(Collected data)
----
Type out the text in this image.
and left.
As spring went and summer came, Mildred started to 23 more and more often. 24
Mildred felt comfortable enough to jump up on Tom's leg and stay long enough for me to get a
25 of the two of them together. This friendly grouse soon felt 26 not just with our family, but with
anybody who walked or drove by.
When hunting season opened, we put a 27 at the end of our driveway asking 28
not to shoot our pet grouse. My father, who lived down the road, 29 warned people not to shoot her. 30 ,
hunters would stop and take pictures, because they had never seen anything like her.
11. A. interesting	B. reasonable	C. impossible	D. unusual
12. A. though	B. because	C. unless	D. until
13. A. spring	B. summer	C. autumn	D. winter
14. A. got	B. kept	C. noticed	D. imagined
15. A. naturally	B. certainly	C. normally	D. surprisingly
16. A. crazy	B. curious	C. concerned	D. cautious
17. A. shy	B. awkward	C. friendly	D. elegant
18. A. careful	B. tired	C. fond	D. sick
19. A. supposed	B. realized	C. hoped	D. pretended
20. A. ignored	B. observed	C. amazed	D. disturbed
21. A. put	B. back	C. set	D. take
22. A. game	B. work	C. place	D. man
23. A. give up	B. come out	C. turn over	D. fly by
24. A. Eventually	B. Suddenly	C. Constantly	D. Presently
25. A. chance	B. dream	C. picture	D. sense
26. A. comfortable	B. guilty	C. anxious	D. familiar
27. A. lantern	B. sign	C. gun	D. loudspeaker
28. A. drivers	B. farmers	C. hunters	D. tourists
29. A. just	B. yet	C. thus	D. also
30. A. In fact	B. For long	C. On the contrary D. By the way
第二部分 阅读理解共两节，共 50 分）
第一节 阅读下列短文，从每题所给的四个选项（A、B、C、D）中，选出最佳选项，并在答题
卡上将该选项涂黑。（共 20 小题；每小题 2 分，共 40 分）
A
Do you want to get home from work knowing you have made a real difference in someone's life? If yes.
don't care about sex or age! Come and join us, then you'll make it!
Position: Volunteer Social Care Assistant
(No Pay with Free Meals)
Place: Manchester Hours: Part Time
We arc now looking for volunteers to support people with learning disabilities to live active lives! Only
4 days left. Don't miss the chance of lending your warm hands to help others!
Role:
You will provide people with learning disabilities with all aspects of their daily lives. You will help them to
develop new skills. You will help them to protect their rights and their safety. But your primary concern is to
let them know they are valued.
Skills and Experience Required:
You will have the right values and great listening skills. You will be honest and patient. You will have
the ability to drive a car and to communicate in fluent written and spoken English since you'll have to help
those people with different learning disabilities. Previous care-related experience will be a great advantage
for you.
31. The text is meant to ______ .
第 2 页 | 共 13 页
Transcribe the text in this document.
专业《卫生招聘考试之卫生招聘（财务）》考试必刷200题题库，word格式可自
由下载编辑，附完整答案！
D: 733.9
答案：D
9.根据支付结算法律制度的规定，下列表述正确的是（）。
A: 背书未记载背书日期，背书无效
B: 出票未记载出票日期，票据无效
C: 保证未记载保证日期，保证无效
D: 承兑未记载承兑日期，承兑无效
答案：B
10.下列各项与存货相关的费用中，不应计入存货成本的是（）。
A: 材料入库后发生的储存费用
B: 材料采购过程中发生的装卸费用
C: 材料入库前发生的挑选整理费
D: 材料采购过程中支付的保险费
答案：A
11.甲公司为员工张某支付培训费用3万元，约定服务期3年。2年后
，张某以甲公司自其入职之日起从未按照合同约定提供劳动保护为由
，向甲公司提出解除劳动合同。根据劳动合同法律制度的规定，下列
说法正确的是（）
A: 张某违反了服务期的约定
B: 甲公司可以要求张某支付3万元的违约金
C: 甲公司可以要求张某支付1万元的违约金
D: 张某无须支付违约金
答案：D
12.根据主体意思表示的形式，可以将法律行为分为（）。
----
## [GOAL]
Report the number of lines containing the string "just" and add nothing to it.

## [FINISHED EXERCISE]
2